*Input rows*
========================
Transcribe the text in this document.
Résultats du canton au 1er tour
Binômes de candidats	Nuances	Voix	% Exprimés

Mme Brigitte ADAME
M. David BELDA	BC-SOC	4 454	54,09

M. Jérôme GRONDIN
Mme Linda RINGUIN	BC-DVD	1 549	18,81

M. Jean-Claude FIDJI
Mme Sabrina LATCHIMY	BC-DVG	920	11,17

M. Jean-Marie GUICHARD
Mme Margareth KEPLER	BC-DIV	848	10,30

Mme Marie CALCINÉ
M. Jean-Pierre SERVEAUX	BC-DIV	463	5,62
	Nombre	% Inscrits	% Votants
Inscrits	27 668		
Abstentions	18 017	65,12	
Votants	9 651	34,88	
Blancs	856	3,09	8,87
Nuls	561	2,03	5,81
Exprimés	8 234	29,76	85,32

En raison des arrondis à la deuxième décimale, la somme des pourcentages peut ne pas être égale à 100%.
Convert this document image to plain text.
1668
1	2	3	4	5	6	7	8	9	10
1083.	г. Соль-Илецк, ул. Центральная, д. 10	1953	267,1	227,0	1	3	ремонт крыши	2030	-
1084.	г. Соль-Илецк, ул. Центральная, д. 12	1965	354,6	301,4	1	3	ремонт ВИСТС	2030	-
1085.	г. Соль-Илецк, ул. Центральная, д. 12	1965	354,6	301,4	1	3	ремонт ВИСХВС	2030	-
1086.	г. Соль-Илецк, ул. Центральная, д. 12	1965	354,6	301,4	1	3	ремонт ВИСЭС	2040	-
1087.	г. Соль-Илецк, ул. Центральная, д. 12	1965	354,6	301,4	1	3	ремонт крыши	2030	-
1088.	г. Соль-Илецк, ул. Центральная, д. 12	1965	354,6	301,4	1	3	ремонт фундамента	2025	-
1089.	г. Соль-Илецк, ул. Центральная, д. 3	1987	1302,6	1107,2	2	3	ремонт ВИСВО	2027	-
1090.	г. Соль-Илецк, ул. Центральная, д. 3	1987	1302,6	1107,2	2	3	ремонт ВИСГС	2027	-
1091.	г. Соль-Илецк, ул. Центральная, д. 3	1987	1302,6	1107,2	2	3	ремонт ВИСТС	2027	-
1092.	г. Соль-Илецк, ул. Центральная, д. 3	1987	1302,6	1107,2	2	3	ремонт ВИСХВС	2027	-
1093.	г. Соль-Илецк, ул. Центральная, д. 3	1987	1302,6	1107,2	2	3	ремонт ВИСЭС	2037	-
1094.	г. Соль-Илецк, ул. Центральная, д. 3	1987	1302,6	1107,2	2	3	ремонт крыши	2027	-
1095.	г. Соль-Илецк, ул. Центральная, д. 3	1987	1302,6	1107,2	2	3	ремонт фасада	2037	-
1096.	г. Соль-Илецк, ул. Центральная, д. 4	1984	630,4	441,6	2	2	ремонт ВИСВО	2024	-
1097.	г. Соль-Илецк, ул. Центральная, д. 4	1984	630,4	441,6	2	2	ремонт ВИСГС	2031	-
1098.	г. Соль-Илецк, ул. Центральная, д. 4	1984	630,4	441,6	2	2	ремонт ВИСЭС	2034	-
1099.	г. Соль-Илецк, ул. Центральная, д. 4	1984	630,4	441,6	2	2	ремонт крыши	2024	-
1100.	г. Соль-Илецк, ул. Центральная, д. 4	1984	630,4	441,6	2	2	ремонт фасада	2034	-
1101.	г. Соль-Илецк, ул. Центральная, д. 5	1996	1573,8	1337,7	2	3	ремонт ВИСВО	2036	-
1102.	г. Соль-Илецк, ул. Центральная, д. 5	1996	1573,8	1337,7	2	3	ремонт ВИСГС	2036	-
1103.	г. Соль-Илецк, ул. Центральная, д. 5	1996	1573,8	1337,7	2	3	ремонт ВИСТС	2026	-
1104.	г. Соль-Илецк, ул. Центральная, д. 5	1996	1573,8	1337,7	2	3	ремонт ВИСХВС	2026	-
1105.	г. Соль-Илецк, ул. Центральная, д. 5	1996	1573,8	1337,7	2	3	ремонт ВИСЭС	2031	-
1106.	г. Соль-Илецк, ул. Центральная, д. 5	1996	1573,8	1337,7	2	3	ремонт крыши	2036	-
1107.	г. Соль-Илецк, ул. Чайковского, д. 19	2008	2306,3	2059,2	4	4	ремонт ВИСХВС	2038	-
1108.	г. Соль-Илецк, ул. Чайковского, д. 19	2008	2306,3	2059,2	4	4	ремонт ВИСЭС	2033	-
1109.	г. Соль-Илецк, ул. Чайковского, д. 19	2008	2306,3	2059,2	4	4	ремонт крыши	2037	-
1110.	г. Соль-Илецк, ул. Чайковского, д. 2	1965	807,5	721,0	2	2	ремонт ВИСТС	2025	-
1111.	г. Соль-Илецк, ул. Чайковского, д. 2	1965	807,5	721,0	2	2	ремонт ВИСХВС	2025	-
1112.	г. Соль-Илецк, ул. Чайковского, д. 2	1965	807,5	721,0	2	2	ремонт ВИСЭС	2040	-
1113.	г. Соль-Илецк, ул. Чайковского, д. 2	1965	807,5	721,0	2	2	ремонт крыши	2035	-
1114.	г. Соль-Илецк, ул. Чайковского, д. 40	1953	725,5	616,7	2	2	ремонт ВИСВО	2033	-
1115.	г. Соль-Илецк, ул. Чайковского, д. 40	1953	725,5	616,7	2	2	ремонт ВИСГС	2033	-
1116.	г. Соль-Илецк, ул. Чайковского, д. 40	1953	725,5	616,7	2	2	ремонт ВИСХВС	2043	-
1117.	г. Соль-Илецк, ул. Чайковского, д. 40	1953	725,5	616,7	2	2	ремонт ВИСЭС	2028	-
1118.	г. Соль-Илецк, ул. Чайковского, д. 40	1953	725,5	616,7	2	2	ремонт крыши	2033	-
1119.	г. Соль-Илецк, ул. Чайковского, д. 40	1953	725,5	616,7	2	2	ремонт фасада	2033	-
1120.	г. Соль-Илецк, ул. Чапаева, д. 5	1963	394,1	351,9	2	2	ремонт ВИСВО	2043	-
========================
*Task goal*
Please reproduce the entire listing, exactly as shown.

*Solution for this problem*
Transcribe the text in this document.
Résultats du canton au 1er tour
Binômes de candidats	Nuances	Voix	% Exprimés

Mme Brigitte ADAME
M. David BELDA	BC-SOC	4 454	54,09

M. Jérôme GRONDIN
Mme Linda RINGUIN	BC-DVD	1 549	18,81

M. Jean-Claude FIDJI
Mme Sabrina LATCHIMY	BC-DVG	920	11,17

M. Jean-Marie GUICHARD
Mme Margareth KEPLER	BC-DIV	848	10,30

Mme Marie CALCINÉ
M. Jean-Pierre SERVEAUX	BC-DIV	463	5,62
	Nombre	% Inscrits	% Votants
Inscrits	27 668		
Abstentions	18 017	65,12	
Votants	9 651	34,88	
Blancs	856	3,09	8,87
Nuls	561	2,03	5,81
Exprimés	8 234	29,76	85,32

En raison des arrondis à la deuxième décimale, la somme des pourcentages peut ne pas être égale à 100%.
Convert this document image to plain text.
1668
1	2	3	4	5	6	7	8	9	10
1083.	г. Соль-Илецк, ул. Центральная, д. 10	1953	267,1	227,0	1	3	ремонт крыши	2030	-
1084.	г. Соль-Илецк, ул. Центральная, д. 12	1965	354,6	301,4	1	3	ремонт ВИСТС	2030	-
1085.	г. Соль-Илецк, ул. Центральная, д. 12	1965	354,6	301,4	1	3	ремонт ВИСХВС	2030	-
1086.	г. Соль-Илецк, ул. Центральная, д. 12	1965	354,6	301,4	1	3	ремонт ВИСЭС	2040	-
1087.	г. Соль-Илецк, ул. Центральная, д. 12	1965	354,6	301,4	1	3	ремонт крыши	2030	-
1088.	г. Соль-Илецк, ул. Центральная, д. 12	1965	354,6	301,4	1	3	ремонт фундамента	2025	-
1089.	г. Соль-Илецк, ул. Центральная, д. 3	1987	1302,6	1107,2	2	3	ремонт ВИСВО	2027	-
1090.	г. Соль-Илецк, ул. Центральная, д. 3	1987	1302,6	1107,2	2	3	ремонт ВИСГС	2027	-
1091.	г. Соль-Илецк, ул. Центральная, д. 3	1987	1302,6	1107,2	2	3	ремонт ВИСТС	2027	-
1092.	г. Соль-Илецк, ул. Центральная, д. 3	1987	1302,6	1107,2	2	3	ремонт ВИСХВС	2027	-
1093.	г. Соль-Илецк, ул. Центральная, д. 3	1987	1302,6	1107,2	2	3	ремонт ВИСЭС	2037	-
1094.	г. Соль-Илецк, ул. Центральная, д. 3	1987	1302,6	1107,2	2	3	ремонт крыши	2027	-
1095.	г. Соль-Илецк, ул. Центральная, д. 3	1987	1302,6	1107,2	2	3	ремонт фасада	2037	-
1096.	г. Соль-Илецк, ул. Центральная, д. 4	1984	630,4	441,6	2	2	ремонт ВИСВО	2024	-
1097.	г. Соль-Илецк, ул. Центральная, д. 4	1984	630,4	441,6	2	2	ремонт ВИСГС	2031	-
1098.	г. Соль-Илецк, ул. Центральная, д. 4	1984	630,4	441,6	2	2	ремонт ВИСЭС	2034	-
1099.	г. Соль-Илецк, ул. Центральная, д. 4	1984	630,4	441,6	2	2	ремонт крыши	2024	-
1100.	г. Соль-Илецк, ул. Центральная, д. 4	1984	630,4	441,6	2	2	ремонт фасада	2034	-
1101.	г. Соль-Илецк, ул. Центральная, д. 5	1996	1573,8	1337,7	2	3	ремонт ВИСВО	2036	-
1102.	г. Соль-Илецк, ул. Центральная, д. 5	1996	1573,8	1337,7	2	3	ремонт ВИСГС	2036	-
1103.	г. Соль-Илецк, ул. Центральная, д. 5	1996	1573,8	1337,7	2	3	ремонт ВИСТС	2026	-
1104.	г. Соль-Илецк, ул. Центральная, д. 5	1996	1573,8	1337,7	2	3	ремонт ВИСХВС	2026	-
1105.	г. Соль-Илецк, ул. Центральная, д. 5	1996	1573,8	1337,7	2	3	ремонт ВИСЭС	2031	-
1106.	г. Соль-Илецк, ул. Центральная, д. 5	1996	1573,8	1337,7	2	3	ремонт крыши	2036	-
1107.	г. Соль-Илецк, ул. Чайковского, д. 19	2008	2306,3	2059,2	4	4	ремонт ВИСХВС	2038	-
1108.	г. Соль-Илецк, ул. Чайковского, д. 19	2008	2306,3	2059,2	4	4	ремонт ВИСЭС	2033	-
1109.	г. Соль-Илецк, ул. Чайковского, д. 19	2008	2306,3	2059,2	4	4	ремонт крыши	2037	-
1110.	г. Соль-Илецк, ул. Чайковского, д. 2	1965	807,5	721,0	2	2	ремонт ВИСТС	2025	-
1111.	г. Соль-Илецк, ул. Чайковского, д. 2	1965	807,5	721,0	2	2	ремонт ВИСХВС	2025	-
1112.	г. Соль-Илецк, ул. Чайковского, д. 2	1965	807,5	721,0	2	2	ремонт ВИСЭС	2040	-
1113.	г. Соль-Илецк, ул. Чайковского, д. 2	1965	807,5	721,0	2	2	ремонт крыши	2035	-
1114.	г. Соль-Илецк, ул. Чайковского, д. 40	1953	725,5	616,7	2	2	ремонт ВИСВО	2033	-
1115.	г. Соль-Илецк, ул. Чайковского, д. 40	1953	725,5	616,7	2	2	ремонт ВИСГС	2033	-
1116.	г. Соль-Илецк, ул. Чайковского, д. 40	1953	725,5	616,7	2	2	ремонт ВИСХВС	2043	-
1117.	г. Соль-Илецк, ул. Чайковского, д. 40	1953	725,5	616,7	2	2	ремонт ВИСЭС	2028	-
1118.	г. Соль-Илецк, ул. Чайковского, д. 40	1953	725,5	616,7	2	2	ремонт крыши	2033	-
1119.	г. Соль-Илецк, ул. Чайковского, д. 40	1953	725,5	616,7	2	2	ремонт фасада	2033	-
1120.	г. Соль-Илецк, ул. Чапаева, д. 5	1963	394,1	351,9	2	2	ремонт ВИСВО	2043	-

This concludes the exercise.